Set down the records once more, please, exactly and with the pictures left out.
[EXTRACTED ENTRIES start]
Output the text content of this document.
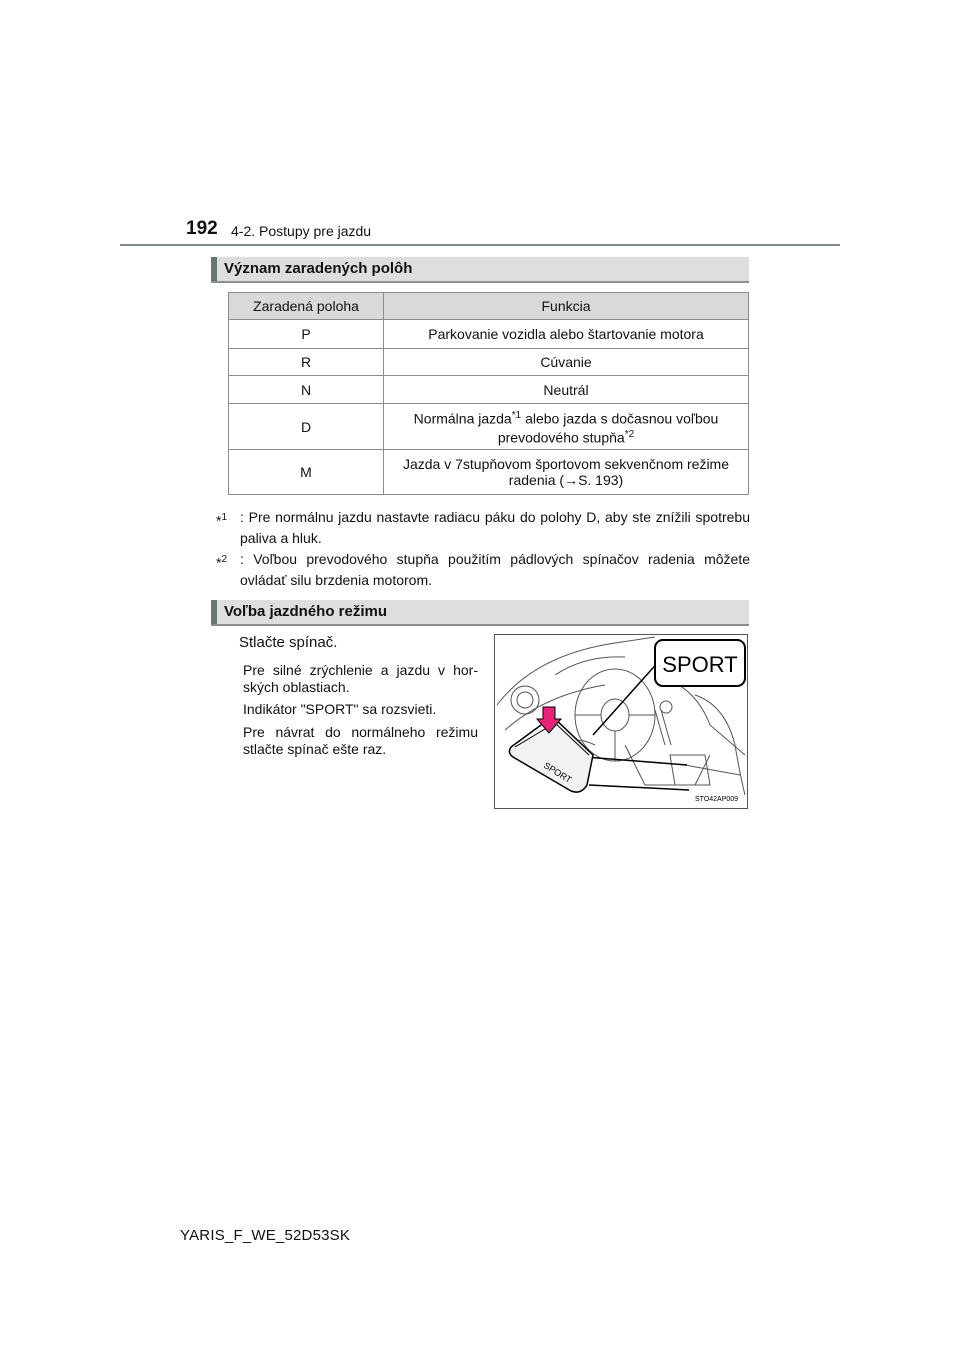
192 4-2. Postupy pre jazdu
Význam zaradených polôh
Zaradená poloha	Funkcia
P	Parkovanie vozidla alebo štartovanie motora
R	Cúvanie
N	Neutrál
D	Normálna jazda$^{*1}$ alebo jazda s dočasnou voľbou
prevodového stupňa$^{*2}$
M	Jazda v 7stupňovom športovom sekvenčnom režime
radenia (→S. 193)
*$^1$ : Pre normálnu jazdu nastavte radiacu páku do polohy D, aby ste znížili spotrebu paliva a hluk.
*$^2$ : Voľbou prevodového stupňa použitím pádlových spínačov radenia môžete ovládať silu brzdenia motorom.
Voľba jazdného režimu
Stlačte spínač.
Pre silné zrýchlenie a jazdu v hor-ských oblastiach.
Indikátor "SPORT" sa rozsvieti.
Pre návrat do normálneho režimu stlačte spínač ešte raz.
SPORT
SPORT
STO42AP009
YARIS_F_WE_52D53SK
[EXTRACTED ENTRIES end]
**ANSWER TO THE PROBLEM**:
Output the text content of this document.
192 4-2. Postupy pre jazdu
Význam zaradených polôh
Zaradená poloha	Funkcia
P	Parkovanie vozidla alebo štartovanie motora
R	Cúvanie
N	Neutrál
D	Normálna jazda$^{*1}$ alebo jazda s dočasnou voľbou
prevodového stupňa$^{*2}$
M	Jazda v 7stupňovom športovom sekvenčnom režime
radenia (→S. 193)
*$^1$ : Pre normálnu jazdu nastavte radiacu páku do polohy D, aby ste znížili spotrebu paliva a hluk.
*$^2$ : Voľbou prevodového stupňa použitím pádlových spínačov radenia môžete ovládať silu brzdenia motorom.
Voľba jazdného režimu
Stlačte spínač.
Pre silné zrýchlenie a jazdu v hor-ských oblastiach.
Indikátor "SPORT" sa rozsvieti.
Pre návrat do normálneho režimu stlačte spínač ešte raz.
SPORT
SPORT
STO42AP009
YARIS_F_WE_52D53SK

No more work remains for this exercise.